Data supplied:
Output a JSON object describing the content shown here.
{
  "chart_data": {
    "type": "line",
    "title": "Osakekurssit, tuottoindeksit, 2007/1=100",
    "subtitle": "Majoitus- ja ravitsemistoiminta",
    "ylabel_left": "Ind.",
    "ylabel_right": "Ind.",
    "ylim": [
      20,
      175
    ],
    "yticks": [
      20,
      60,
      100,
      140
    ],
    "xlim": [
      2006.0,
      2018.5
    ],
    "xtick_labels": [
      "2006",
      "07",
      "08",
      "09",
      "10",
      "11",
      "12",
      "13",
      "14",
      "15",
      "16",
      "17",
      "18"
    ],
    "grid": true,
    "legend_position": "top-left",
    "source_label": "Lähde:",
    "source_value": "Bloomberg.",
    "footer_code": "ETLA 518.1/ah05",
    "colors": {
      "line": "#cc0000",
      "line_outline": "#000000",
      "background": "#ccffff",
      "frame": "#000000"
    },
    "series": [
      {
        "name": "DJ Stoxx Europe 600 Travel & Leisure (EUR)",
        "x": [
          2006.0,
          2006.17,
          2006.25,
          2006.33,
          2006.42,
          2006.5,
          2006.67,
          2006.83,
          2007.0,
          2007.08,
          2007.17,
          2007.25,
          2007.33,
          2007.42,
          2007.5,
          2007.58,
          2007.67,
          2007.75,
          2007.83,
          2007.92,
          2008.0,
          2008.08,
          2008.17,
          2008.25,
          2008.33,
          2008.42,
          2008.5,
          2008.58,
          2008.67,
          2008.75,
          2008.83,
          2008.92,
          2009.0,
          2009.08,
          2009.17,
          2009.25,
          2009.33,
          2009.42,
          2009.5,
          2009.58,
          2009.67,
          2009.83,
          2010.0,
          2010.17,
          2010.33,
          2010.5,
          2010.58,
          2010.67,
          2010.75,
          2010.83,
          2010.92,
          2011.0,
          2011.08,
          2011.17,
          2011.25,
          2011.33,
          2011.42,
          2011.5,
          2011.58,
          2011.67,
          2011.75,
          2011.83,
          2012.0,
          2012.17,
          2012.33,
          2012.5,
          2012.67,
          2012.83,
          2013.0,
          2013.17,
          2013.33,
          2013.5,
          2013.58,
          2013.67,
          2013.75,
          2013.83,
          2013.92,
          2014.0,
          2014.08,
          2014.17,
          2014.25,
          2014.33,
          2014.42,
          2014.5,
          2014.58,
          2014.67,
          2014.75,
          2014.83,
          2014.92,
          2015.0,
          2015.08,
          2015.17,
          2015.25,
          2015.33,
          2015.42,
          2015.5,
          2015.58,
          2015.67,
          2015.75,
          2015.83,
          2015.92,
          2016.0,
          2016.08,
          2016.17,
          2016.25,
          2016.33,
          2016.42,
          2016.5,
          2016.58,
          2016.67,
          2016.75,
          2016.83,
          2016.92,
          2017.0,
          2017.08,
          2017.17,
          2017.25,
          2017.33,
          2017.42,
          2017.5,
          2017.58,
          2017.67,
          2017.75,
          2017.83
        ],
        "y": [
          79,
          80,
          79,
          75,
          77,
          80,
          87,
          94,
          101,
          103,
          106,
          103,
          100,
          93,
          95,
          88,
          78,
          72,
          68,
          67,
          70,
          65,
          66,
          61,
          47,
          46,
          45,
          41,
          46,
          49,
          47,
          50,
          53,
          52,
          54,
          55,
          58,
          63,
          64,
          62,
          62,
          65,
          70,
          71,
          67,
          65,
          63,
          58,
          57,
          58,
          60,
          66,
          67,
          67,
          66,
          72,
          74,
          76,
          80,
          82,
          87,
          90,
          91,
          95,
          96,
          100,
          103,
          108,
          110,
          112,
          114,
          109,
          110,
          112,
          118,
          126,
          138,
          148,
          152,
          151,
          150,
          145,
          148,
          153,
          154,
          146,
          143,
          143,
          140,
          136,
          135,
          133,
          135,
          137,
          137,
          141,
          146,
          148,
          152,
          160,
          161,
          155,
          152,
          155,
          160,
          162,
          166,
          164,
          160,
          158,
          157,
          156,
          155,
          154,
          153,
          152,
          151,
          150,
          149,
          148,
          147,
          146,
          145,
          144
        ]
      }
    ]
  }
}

Problem to solve: Write out all the data again, exactly as it appears.

Written reply:
Output a JSON object describing the content shown here.
{
  "chart_data": {
    "type": "line",
    "title": "Osakekurssit, tuottoindeksit, 2007/1=100",
    "subtitle": "Majoitus- ja ravitsemistoiminta",
    "ylabel_left": "Ind.",
    "ylabel_right": "Ind.",
    "ylim": [
      20,
      175
    ],
    "yticks": [
      20,
      60,
      100,
      140
    ],
    "xlim": [
      2006.0,
      2018.5
    ],
    "xtick_labels": [
      "2006",
      "07",
      "08",
      "09",
      "10",
      "11",
      "12",
      "13",
      "14",
      "15",
      "16",
      "17",
      "18"
    ],
    "grid": true,
    "legend_position": "top-left",
    "source_label": "Lähde:",
    "source_value": "Bloomberg.",
    "footer_code": "ETLA 518.1/ah05",
    "colors": {
      "line": "#cc0000",
      "line_outline": "#000000",
      "background": "#ccffff",
      "frame": "#000000"
    },
    "series": [
      {
        "name": "DJ Stoxx Europe 600 Travel & Leisure (EUR)",
        "x": [
          2006.0,
          2006.17,
          2006.25,
          2006.33,
          2006.42,
          2006.5,
          2006.67,
          2006.83,
          2007.0,
          2007.08,
          2007.17,
          2007.25,
          2007.33,
          2007.42,
          2007.5,
          2007.58,
          2007.67,
          2007.75,
          2007.83,
          2007.92,
          2008.0,
          2008.08,
          2008.17,
          2008.25,
          2008.33,
          2008.42,
          2008.5,
          2008.58,
          2008.67,
          2008.75,
          2008.83,
          2008.92,
          2009.0,
          2009.08,
          2009.17,
          2009.25,
          2009.33,
          2009.42,
          2009.5,
          2009.58,
          2009.67,
          2009.83,
          2010.0,
          2010.17,
          2010.33,
          2010.5,
          2010.58,
          2010.67,
          2010.75,
          2010.83,
          2010.92,
          2011.0,
          2011.08,
          2011.17,
          2011.25,
          2011.33,
          2011.42,
          2011.5,
          2011.58,
          2011.67,
          2011.75,
          2011.83,
          2012.0,
          2012.17,
          2012.33,
          2012.5,
          2012.67,
          2012.83,
          2013.0,
          2013.17,
          2013.33,
          2013.5,
          2013.58,
          2013.67,
          2013.75,
          2013.83,
          2013.92,
          2014.0,
          2014.08,
          2014.17,
          2014.25,
          2014.33,
          2014.42,
          2014.5,
          2014.58,
          2014.67,
          2014.75,
          2014.83,
          2014.92,
          2015.0,
          2015.08,
          2015.17,
          2015.25,
          2015.33,
          2015.42,
          2015.5,
          2015.58,
          2015.67,
          2015.75,
          2015.83,
          2015.92,
          2016.0,
          2016.08,
          2016.17,
          2016.25,
          2016.33,
          2016.42,
          2016.5,
          2016.58,
          2016.67,
          2016.75,
          2016.83,
          2016.92,
          2017.0,
          2017.08,
          2017.17,
          2017.25,
          2017.33,
          2017.42,
          2017.5,
          2017.58,
          2017.67,
          2017.75,
          2017.83
        ],
        "y": [
          79,
          80,
          79,
          75,
          77,
          80,
          87,
          94,
          101,
          103,
          106,
          103,
          100,
          93,
          95,
          88,
          78,
          72,
          68,
          67,
          70,
          65,
          66,
          61,
          47,
          46,
          45,
          41,
          46,
          49,
          47,
          50,
          53,
          52,
          54,
          55,
          58,
          63,
          64,
          62,
          62,
          65,
          70,
          71,
          67,
          65,
          63,
          58,
          57,
          58,
          60,
          66,
          67,
          67,
          66,
          72,
          74,
          76,
          80,
          82,
          87,
          90,
          91,
          95,
          96,
          100,
          103,
          108,
          110,
          112,
          114,
          109,
          110,
          112,
          118,
          126,
          138,
          148,
          152,
          151,
          150,
          145,
          148,
          153,
          154,
          146,
          143,
          143,
          140,
          136,
          135,
          133,
          135,
          137,
          137,
          141,
          146,
          148,
          152,
          160,
          161,
          155,
          152,
          155,
          160,
          162,
          166,
          164,
          160,
          158,
          157,
          156,
          155,
          154,
          153,
          152,
          151,
          150,
          149,
          148,
          147,
          146,
          145,
          144
        ]
      }
    ]
  }
}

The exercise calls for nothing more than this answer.